Raw records:
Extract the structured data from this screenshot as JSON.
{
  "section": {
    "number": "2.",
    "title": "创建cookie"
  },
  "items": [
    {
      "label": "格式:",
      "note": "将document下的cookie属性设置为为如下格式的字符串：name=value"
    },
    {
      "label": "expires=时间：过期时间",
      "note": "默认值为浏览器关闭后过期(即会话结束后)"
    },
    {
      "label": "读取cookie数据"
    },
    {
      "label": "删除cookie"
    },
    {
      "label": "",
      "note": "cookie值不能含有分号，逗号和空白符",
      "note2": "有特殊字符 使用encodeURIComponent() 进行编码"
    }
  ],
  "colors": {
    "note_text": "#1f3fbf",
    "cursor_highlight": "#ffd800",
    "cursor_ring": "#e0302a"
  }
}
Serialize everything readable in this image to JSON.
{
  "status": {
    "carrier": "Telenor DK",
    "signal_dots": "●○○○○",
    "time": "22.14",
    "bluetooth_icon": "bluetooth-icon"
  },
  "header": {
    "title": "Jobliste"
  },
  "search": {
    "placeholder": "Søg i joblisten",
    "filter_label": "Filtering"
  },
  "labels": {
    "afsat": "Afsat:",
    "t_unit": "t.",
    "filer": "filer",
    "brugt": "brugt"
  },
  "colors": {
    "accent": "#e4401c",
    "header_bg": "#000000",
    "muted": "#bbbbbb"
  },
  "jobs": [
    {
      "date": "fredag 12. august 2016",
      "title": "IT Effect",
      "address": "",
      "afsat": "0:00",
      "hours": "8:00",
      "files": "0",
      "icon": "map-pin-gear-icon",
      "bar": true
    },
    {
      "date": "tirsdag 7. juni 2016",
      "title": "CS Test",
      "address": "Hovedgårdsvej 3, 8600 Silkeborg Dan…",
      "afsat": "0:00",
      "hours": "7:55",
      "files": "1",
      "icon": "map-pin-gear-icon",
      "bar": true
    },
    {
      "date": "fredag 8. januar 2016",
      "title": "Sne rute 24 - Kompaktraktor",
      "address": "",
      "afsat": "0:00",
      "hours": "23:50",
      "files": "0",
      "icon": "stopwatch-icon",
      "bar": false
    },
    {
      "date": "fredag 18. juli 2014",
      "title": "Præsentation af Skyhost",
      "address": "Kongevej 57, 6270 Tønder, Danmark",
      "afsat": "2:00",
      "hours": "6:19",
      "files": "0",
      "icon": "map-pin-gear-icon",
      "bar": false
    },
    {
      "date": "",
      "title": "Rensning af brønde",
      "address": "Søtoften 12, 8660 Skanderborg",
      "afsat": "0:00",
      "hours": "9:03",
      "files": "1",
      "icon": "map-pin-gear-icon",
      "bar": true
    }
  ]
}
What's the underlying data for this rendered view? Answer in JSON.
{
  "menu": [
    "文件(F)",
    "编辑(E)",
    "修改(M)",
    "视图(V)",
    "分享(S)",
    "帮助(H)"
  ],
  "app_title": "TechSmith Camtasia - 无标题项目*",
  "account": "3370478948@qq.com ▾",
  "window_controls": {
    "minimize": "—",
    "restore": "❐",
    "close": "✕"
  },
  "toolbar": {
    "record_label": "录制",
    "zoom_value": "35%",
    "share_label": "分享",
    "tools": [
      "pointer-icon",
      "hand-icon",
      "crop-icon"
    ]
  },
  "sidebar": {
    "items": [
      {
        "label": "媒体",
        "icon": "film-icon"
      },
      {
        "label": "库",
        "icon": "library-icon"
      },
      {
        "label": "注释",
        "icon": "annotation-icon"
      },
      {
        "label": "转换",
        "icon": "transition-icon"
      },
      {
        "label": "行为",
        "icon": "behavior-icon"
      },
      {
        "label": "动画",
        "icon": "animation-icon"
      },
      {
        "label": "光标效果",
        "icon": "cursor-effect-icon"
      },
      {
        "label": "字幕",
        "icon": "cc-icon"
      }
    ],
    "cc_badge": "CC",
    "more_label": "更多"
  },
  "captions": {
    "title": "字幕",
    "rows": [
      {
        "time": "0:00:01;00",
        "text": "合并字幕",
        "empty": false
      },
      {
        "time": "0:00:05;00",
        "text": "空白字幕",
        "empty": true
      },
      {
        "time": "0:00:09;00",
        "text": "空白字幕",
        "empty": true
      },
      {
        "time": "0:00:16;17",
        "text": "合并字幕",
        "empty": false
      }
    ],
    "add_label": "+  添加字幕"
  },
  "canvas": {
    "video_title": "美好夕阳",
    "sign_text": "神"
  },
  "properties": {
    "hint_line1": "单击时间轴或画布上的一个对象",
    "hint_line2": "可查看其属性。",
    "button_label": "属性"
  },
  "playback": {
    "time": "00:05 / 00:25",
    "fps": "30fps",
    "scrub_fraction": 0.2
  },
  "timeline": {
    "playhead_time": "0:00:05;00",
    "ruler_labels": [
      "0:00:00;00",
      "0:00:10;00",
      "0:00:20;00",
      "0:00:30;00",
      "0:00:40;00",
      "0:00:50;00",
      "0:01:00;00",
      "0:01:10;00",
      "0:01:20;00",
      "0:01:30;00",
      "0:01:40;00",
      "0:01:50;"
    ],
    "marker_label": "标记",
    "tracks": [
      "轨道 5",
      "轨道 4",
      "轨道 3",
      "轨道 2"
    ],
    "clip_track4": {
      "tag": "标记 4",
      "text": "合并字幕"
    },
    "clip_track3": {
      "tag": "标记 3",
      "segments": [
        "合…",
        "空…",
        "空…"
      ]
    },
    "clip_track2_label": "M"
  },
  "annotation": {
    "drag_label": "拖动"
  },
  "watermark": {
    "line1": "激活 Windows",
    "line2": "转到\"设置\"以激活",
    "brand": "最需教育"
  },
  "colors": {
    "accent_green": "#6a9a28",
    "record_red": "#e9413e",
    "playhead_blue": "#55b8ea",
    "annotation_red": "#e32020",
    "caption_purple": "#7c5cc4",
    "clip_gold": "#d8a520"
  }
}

Problem statement:
Word for word, write out the data.

Written response:
Extract the structured data from this screenshot as JSON.
{
  "section": {
    "number": "2.",
    "title": "创建cookie"
  },
  "items": [
    {
      "label": "格式:",
      "note": "将document下的cookie属性设置为为如下格式的字符串：name=value"
    },
    {
      "label": "expires=时间：过期时间",
      "note": "默认值为浏览器关闭后过期(即会话结束后)"
    },
    {
      "label": "读取cookie数据"
    },
    {
      "label": "删除cookie"
    },
    {
      "label": "",
      "note": "cookie值不能含有分号，逗号和空白符",
      "note2": "有特殊字符 使用encodeURIComponent() 进行编码"
    }
  ],
  "colors": {
    "note_text": "#1f3fbf",
    "cursor_highlight": "#ffd800",
    "cursor_ring": "#e0302a"
  }
}
Serialize everything readable in this image to JSON.
{
  "status": {
    "carrier": "Telenor DK",
    "signal_dots": "●○○○○",
    "time": "22.14",
    "bluetooth_icon": "bluetooth-icon"
  },
  "header": {
    "title": "Jobliste"
  },
  "search": {
    "placeholder": "Søg i joblisten",
    "filter_label": "Filtering"
  },
  "labels": {
    "afsat": "Afsat:",
    "t_unit": "t.",
    "filer": "filer",
    "brugt": "brugt"
  },
  "colors": {
    "accent": "#e4401c",
    "header_bg": "#000000",
    "muted": "#bbbbbb"
  },
  "jobs": [
    {
      "date": "fredag 12. august 2016",
      "title": "IT Effect",
      "address": "",
      "afsat": "0:00",
      "hours": "8:00",
      "files": "0",
      "icon": "map-pin-gear-icon",
      "bar": true
    },
    {
      "date": "tirsdag 7. juni 2016",
      "title": "CS Test",
      "address": "Hovedgårdsvej 3, 8600 Silkeborg Dan…",
      "afsat": "0:00",
      "hours": "7:55",
      "files": "1",
      "icon": "map-pin-gear-icon",
      "bar": true
    },
    {
      "date": "fredag 8. januar 2016",
      "title": "Sne rute 24 - Kompaktraktor",
      "address": "",
      "afsat": "0:00",
      "hours": "23:50",
      "files": "0",
      "icon": "stopwatch-icon",
      "bar": false
    },
    {
      "date": "fredag 18. juli 2014",
      "title": "Præsentation af Skyhost",
      "address": "Kongevej 57, 6270 Tønder, Danmark",
      "afsat": "2:00",
      "hours": "6:19",
      "files": "0",
      "icon": "map-pin-gear-icon",
      "bar": false
    },
    {
      "date": "",
      "title": "Rensning af brønde",
      "address": "Søtoften 12, 8660 Skanderborg",
      "afsat": "0:00",
      "hours": "9:03",
      "files": "1",
      "icon": "map-pin-gear-icon",
      "bar": true
    }
  ]
}
What's the underlying data for this rendered view? Answer in JSON.
{
  "menu": [
    "文件(F)",
    "编辑(E)",
    "修改(M)",
    "视图(V)",
    "分享(S)",
    "帮助(H)"
  ],
  "app_title": "TechSmith Camtasia - 无标题项目*",
  "account": "3370478948@qq.com ▾",
  "window_controls": {
    "minimize": "—",
    "restore": "❐",
    "close": "✕"
  },
  "toolbar": {
    "record_label": "录制",
    "zoom_value": "35%",
    "share_label": "分享",
    "tools": [
      "pointer-icon",
      "hand-icon",
      "crop-icon"
    ]
  },
  "sidebar": {
    "items": [
      {
        "label": "媒体",
        "icon": "film-icon"
      },
      {
        "label": "库",
        "icon": "library-icon"
      },
      {
        "label": "注释",
        "icon": "annotation-icon"
      },
      {
        "label": "转换",
        "icon": "transition-icon"
      },
      {
        "label": "行为",
        "icon": "behavior-icon"
      },
      {
        "label": "动画",
        "icon": "animation-icon"
      },
      {
        "label": "光标效果",
        "icon": "cursor-effect-icon"
      },
      {
        "label": "字幕",
        "icon": "cc-icon"
      }
    ],
    "cc_badge": "CC",
    "more_label": "更多"
  },
  "captions": {
    "title": "字幕",
    "rows": [
      {
        "time": "0:00:01;00",
        "text": "合并字幕",
        "empty": false
      },
      {
        "time": "0:00:05;00",
        "text": "空白字幕",
        "empty": true
      },
      {
        "time": "0:00:09;00",
        "text": "空白字幕",
        "empty": true
      },
      {
        "time": "0:00:16;17",
        "text": "合并字幕",
        "empty": false
      }
    ],
    "add_label": "+  添加字幕"
  },
  "canvas": {
    "video_title": "美好夕阳",
    "sign_text": "神"
  },
  "properties": {
    "hint_line1": "单击时间轴或画布上的一个对象",
    "hint_line2": "可查看其属性。",
    "button_label": "属性"
  },
  "playback": {
    "time": "00:05 / 00:25",
    "fps": "30fps",
    "scrub_fraction": 0.2
  },
  "timeline": {
    "playhead_time": "0:00:05;00",
    "ruler_labels": [
      "0:00:00;00",
      "0:00:10;00",
      "0:00:20;00",
      "0:00:30;00",
      "0:00:40;00",
      "0:00:50;00",
      "0:01:00;00",
      "0:01:10;00",
      "0:01:20;00",
      "0:01:30;00",
      "0:01:40;00",
      "0:01:50;"
    ],
    "marker_label": "标记",
    "tracks": [
      "轨道 5",
      "轨道 4",
      "轨道 3",
      "轨道 2"
    ],
    "clip_track4": {
      "tag": "标记 4",
      "text": "合并字幕"
    },
    "clip_track3": {
      "tag": "标记 3",
      "segments": [
        "合…",
        "空…",
        "空…"
      ]
    },
    "clip_track2_label": "M"
  },
  "annotation": {
    "drag_label": "拖动"
  },
  "watermark": {
    "line1": "激活 Windows",
    "line2": "转到\"设置\"以激活",
    "brand": "最需教育"
  },
  "colors": {
    "accent_green": "#6a9a28",
    "record_red": "#e9413e",
    "playhead_blue": "#55b8ea",
    "annotation_red": "#e32020",
    "caption_purple": "#7c5cc4",
    "clip_gold": "#d8a520"
  }
}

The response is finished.